◆ Stated exercise: Your task is to copy the listing exactly. Drop any pictures from the copy.

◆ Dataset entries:
┌──
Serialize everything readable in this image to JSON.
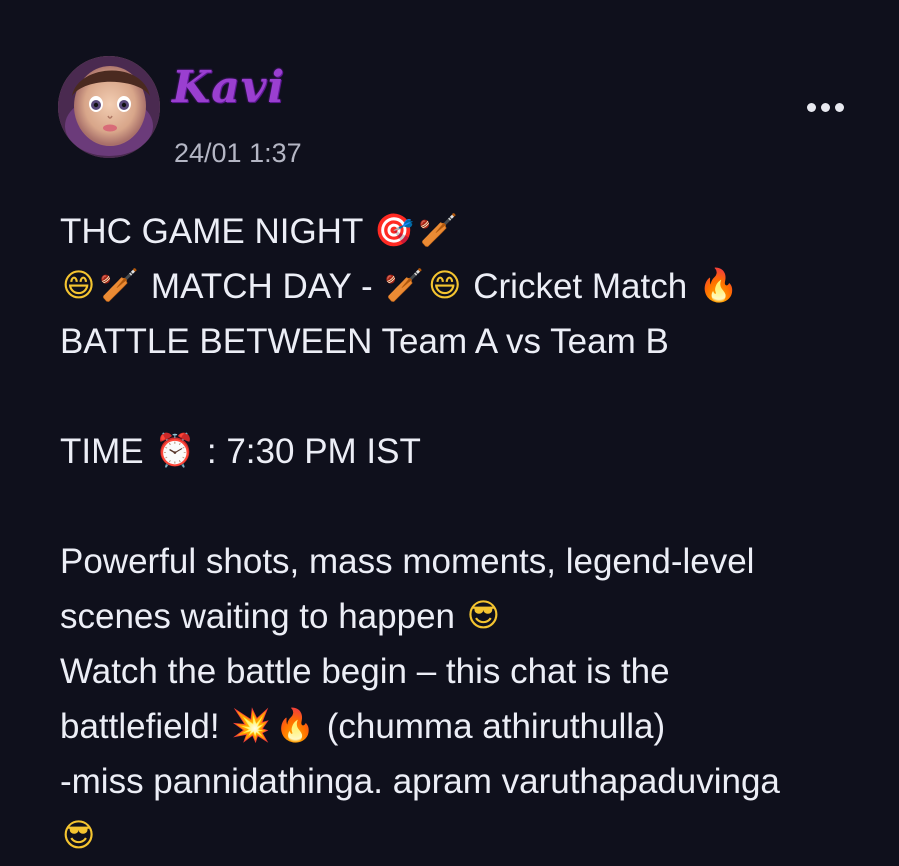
{
  "post": {
    "author": "Kavi",
    "timestamp": "24/01 1:37",
    "avatar": "avatar",
    "more_icon": "more-dots-icon",
    "lines": [
      {
        "segments": [
          {
            "t": "THC GAME NIGHT "
          },
          {
            "e": "🎯",
            "cls": "target"
          },
          {
            "e": "🏏",
            "cls": "bat"
          }
        ]
      },
      {
        "segments": [
          {
            "e": "😄",
            "cls": "grin"
          },
          {
            "e": "🏏",
            "cls": "bat"
          },
          {
            "t": " MATCH DAY - "
          },
          {
            "e": "🏏",
            "cls": "bat"
          },
          {
            "e": "😄",
            "cls": "grin"
          },
          {
            "t": " Cricket Match "
          },
          {
            "e": "🔥",
            "cls": "fire"
          }
        ]
      },
      {
        "segments": [
          {
            "t": "BATTLE BETWEEN Team A vs Team B"
          }
        ]
      },
      {
        "blank": true
      },
      {
        "segments": [
          {
            "t": "TIME "
          },
          {
            "e": "⏰",
            "cls": "clock"
          },
          {
            "t": " : 7:30 PM IST"
          }
        ]
      },
      {
        "blank": true
      },
      {
        "segments": [
          {
            "t": "Powerful shots, mass moments, legend-level"
          }
        ]
      },
      {
        "segments": [
          {
            "t": "scenes waiting to happen "
          },
          {
            "e": "😎",
            "cls": "cool"
          }
        ]
      },
      {
        "segments": [
          {
            "t": "Watch the battle begin – this chat is the"
          }
        ]
      },
      {
        "segments": [
          {
            "t": "battlefield! "
          },
          {
            "e": "💥",
            "cls": "boom"
          },
          {
            "e": "🔥",
            "cls": "fire"
          },
          {
            "t": " (chumma athiruthulla)"
          }
        ]
      },
      {
        "segments": [
          {
            "t": "-miss pannidathinga. apram varuthapaduvinga"
          }
        ]
      },
      {
        "segments": [
          {
            "e": "😎",
            "cls": "cool"
          }
        ]
      }
    ]
  }
}
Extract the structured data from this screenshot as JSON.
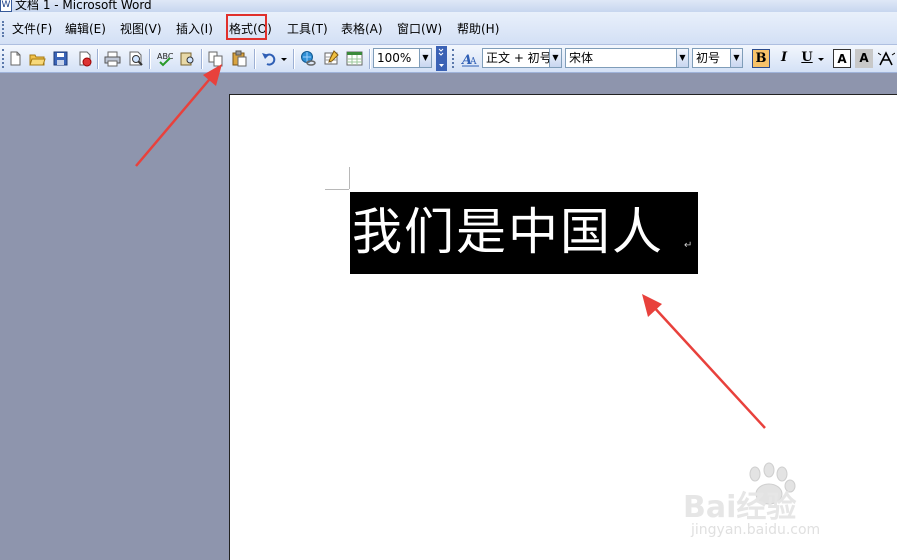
{
  "window": {
    "title": "文档 1 - Microsoft Word",
    "app_icon": "word-doc-icon"
  },
  "menubar": {
    "items": [
      {
        "label": "文件(F)"
      },
      {
        "label": "编辑(E)"
      },
      {
        "label": "视图(V)"
      },
      {
        "label": "插入(I)"
      },
      {
        "label": "格式(O)"
      },
      {
        "label": "工具(T)"
      },
      {
        "label": "表格(A)"
      },
      {
        "label": "窗口(W)"
      },
      {
        "label": "帮助(H)"
      }
    ],
    "highlighted_item": "格式(O)",
    "highlight_color": "#e0302c"
  },
  "toolbar": {
    "zoom": "100%",
    "style": "正文 + 初号",
    "font": "宋体",
    "font_size": "初号",
    "bold_active": true,
    "bold_label": "B",
    "italic_label": "I",
    "underline_label": "U",
    "font_color_label": "A",
    "char_shading_label": "A"
  },
  "document": {
    "text": "我们是中国人",
    "paragraph_mark": "↵",
    "selection_color": "#000000",
    "text_color": "#ffffff"
  },
  "watermark": {
    "brand": "Bai经验",
    "url": "jingyan.baidu.com"
  },
  "annotation_color": "#e8413c"
}
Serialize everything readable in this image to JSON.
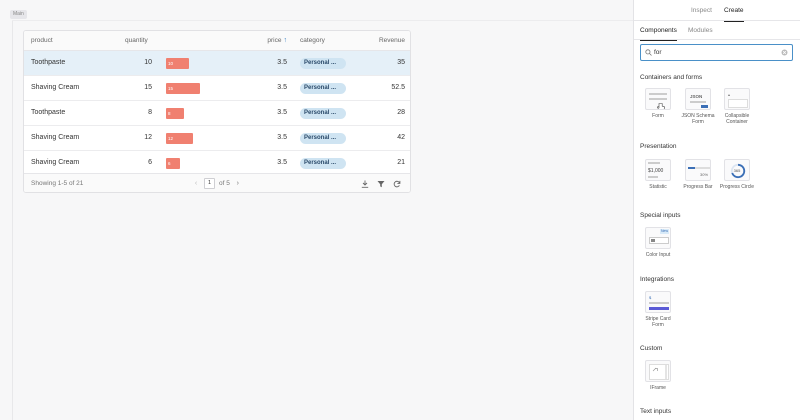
{
  "canvas": {
    "tag": "Main"
  },
  "table": {
    "headers": {
      "product": "product",
      "quantity": "quantity",
      "price": "price",
      "category": "category",
      "revenue": "Revenue"
    },
    "rows": [
      {
        "product": "Toothpaste",
        "quantity": "10",
        "bar_label": "10",
        "bar_value": 10,
        "price": "3.5",
        "category": "Personal ...",
        "revenue": "35"
      },
      {
        "product": "Shaving Cream",
        "quantity": "15",
        "bar_label": "15",
        "bar_value": 15,
        "price": "3.5",
        "category": "Personal ...",
        "revenue": "52.5"
      },
      {
        "product": "Toothpaste",
        "quantity": "8",
        "bar_label": "8",
        "bar_value": 8,
        "price": "3.5",
        "category": "Personal ...",
        "revenue": "28"
      },
      {
        "product": "Shaving Cream",
        "quantity": "12",
        "bar_label": "12",
        "bar_value": 12,
        "price": "3.5",
        "category": "Personal ...",
        "revenue": "42"
      },
      {
        "product": "Shaving Cream",
        "quantity": "6",
        "bar_label": "6",
        "bar_value": 6,
        "price": "3.5",
        "category": "Personal ...",
        "revenue": "21"
      }
    ],
    "selected_row": 0,
    "footer": {
      "showing": "Showing 1-5 of 21",
      "page": "1",
      "of_pages": "of 5"
    },
    "colors": {
      "bar": "#f08070",
      "pill": "#cfe4f2",
      "selected": "#e5f0f8"
    }
  },
  "panel": {
    "tabs": {
      "inspect": "Inspect",
      "create": "Create"
    },
    "subtabs": {
      "components": "Components",
      "modules": "Modules"
    },
    "search": {
      "value": "for",
      "placeholder": ""
    },
    "sections": {
      "containers": "Containers and forms",
      "presentation": "Presentation",
      "special": "Special inputs",
      "integrations": "Integrations",
      "custom": "Custom",
      "text": "Text inputs"
    },
    "components": {
      "form": "Form",
      "json_schema_form": "JSON Schema Form",
      "collapsible_container": "Collapsible Container",
      "statistic": "Statistic",
      "progress_bar": "Progress Bar",
      "progress_circle": "Progress Circle",
      "color_input": "Color Input",
      "stripe_card_form": "Stripe Card Form",
      "iframe": "IFrame"
    },
    "thumb_text": {
      "json": "JSON",
      "statistic": "$1,000",
      "progress_bar": "30%",
      "progress_circle": "365",
      "color_input_badge": "New"
    }
  }
}
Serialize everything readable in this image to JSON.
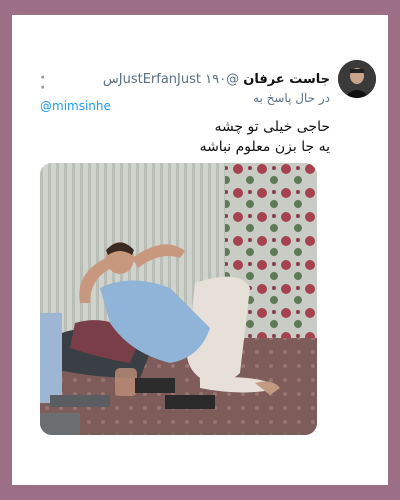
└──
◆ Answer to this exercise:
Serialize everything readable in this image to JSON.
{
  "post": {
    "author": "Kavi",
    "timestamp": "24/01 1:37",
    "avatar": "avatar",
    "more_icon": "more-dots-icon",
    "lines": [
      {
        "segments": [
          {
            "t": "THC GAME NIGHT "
          },
          {
            "e": "🎯",
            "cls": "target"
          },
          {
            "e": "🏏",
            "cls": "bat"
          }
        ]
      },
      {
        "segments": [
          {
            "e": "😄",
            "cls": "grin"
          },
          {
            "e": "🏏",
            "cls": "bat"
          },
          {
            "t": " MATCH DAY - "
          },
          {
            "e": "🏏",
            "cls": "bat"
          },
          {
            "e": "😄",
            "cls": "grin"
          },
          {
            "t": " Cricket Match "
          },
          {
            "e": "🔥",
            "cls": "fire"
          }
        ]
      },
      {
        "segments": [
          {
            "t": "BATTLE BETWEEN Team A vs Team B"
          }
        ]
      },
      {
        "blank": true
      },
      {
        "segments": [
          {
            "t": "TIME "
          },
          {
            "e": "⏰",
            "cls": "clock"
          },
          {
            "t": " : 7:30 PM IST"
          }
        ]
      },
      {
        "blank": true
      },
      {
        "segments": [
          {
            "t": "Powerful shots, mass moments, legend-level"
          }
        ]
      },
      {
        "segments": [
          {
            "t": "scenes waiting to happen "
          },
          {
            "e": "😎",
            "cls": "cool"
          }
        ]
      },
      {
        "segments": [
          {
            "t": "Watch the battle begin – this chat is the"
          }
        ]
      },
      {
        "segments": [
          {
            "t": "battlefield! "
          },
          {
            "e": "💥",
            "cls": "boom"
          },
          {
            "e": "🔥",
            "cls": "fire"
          },
          {
            "t": " (chumma athiruthulla)"
          }
        ]
      },
      {
        "segments": [
          {
            "t": "-miss pannidathinga. apram varuthapaduvinga"
          }
        ]
      },
      {
        "segments": [
          {
            "e": "😎",
            "cls": "cool"
          }
        ]
      }
    ]
  }
}
Extract the structured data from this screenshot as JSON.
{
  "window": {
    "title": "文档 1 - Microsoft Word",
    "app_icon": "word-doc-icon"
  },
  "menubar": {
    "items": [
      {
        "label": "文件(F)"
      },
      {
        "label": "编辑(E)"
      },
      {
        "label": "视图(V)"
      },
      {
        "label": "插入(I)"
      },
      {
        "label": "格式(O)"
      },
      {
        "label": "工具(T)"
      },
      {
        "label": "表格(A)"
      },
      {
        "label": "窗口(W)"
      },
      {
        "label": "帮助(H)"
      }
    ],
    "highlighted_item": "格式(O)",
    "highlight_color": "#e0302c"
  },
  "toolbar": {
    "zoom": "100%",
    "style": "正文 + 初号",
    "font": "宋体",
    "font_size": "初号",
    "bold_active": true,
    "bold_label": "B",
    "italic_label": "I",
    "underline_label": "U",
    "font_color_label": "A",
    "char_shading_label": "A"
  },
  "document": {
    "text": "我们是中国人",
    "paragraph_mark": "↵",
    "selection_color": "#000000",
    "text_color": "#ffffff"
  },
  "watermark": {
    "brand": "Bai经验",
    "url": "jingyan.baidu.com"
  },
  "annotation_color": "#e8413c"
}
Serialize everything readable in this image to JSON.
{
  "canvas": {
    "tag": "Main"
  },
  "table": {
    "headers": {
      "product": "product",
      "quantity": "quantity",
      "price": "price",
      "category": "category",
      "revenue": "Revenue"
    },
    "rows": [
      {
        "product": "Toothpaste",
        "quantity": "10",
        "bar_label": "10",
        "bar_value": 10,
        "price": "3.5",
        "category": "Personal ...",
        "revenue": "35"
      },
      {
        "product": "Shaving Cream",
        "quantity": "15",
        "bar_label": "15",
        "bar_value": 15,
        "price": "3.5",
        "category": "Personal ...",
        "revenue": "52.5"
      },
      {
        "product": "Toothpaste",
        "quantity": "8",
        "bar_label": "8",
        "bar_value": 8,
        "price": "3.5",
        "category": "Personal ...",
        "revenue": "28"
      },
      {
        "product": "Shaving Cream",
        "quantity": "12",
        "bar_label": "12",
        "bar_value": 12,
        "price": "3.5",
        "category": "Personal ...",
        "revenue": "42"
      },
      {
        "product": "Shaving Cream",
        "quantity": "6",
        "bar_label": "6",
        "bar_value": 6,
        "price": "3.5",
        "category": "Personal ...",
        "revenue": "21"
      }
    ],
    "selected_row": 0,
    "footer": {
      "showing": "Showing 1-5 of 21",
      "page": "1",
      "of_pages": "of 5"
    },
    "colors": {
      "bar": "#f08070",
      "pill": "#cfe4f2",
      "selected": "#e5f0f8"
    }
  },
  "panel": {
    "tabs": {
      "inspect": "Inspect",
      "create": "Create"
    },
    "subtabs": {
      "components": "Components",
      "modules": "Modules"
    },
    "search": {
      "value": "for",
      "placeholder": ""
    },
    "sections": {
      "containers": "Containers and forms",
      "presentation": "Presentation",
      "special": "Special inputs",
      "integrations": "Integrations",
      "custom": "Custom",
      "text": "Text inputs"
    },
    "components": {
      "form": "Form",
      "json_schema_form": "JSON Schema Form",
      "collapsible_container": "Collapsible Container",
      "statistic": "Statistic",
      "progress_bar": "Progress Bar",
      "progress_circle": "Progress Circle",
      "color_input": "Color Input",
      "stripe_card_form": "Stripe Card Form",
      "iframe": "IFrame"
    },
    "thumb_text": {
      "json": "JSON",
      "statistic": "$1,000",
      "progress_bar": "30%",
      "progress_circle": "365",
      "color_input_badge": "New"
    }
  }
}
Serialize everything readable in this image to JSON.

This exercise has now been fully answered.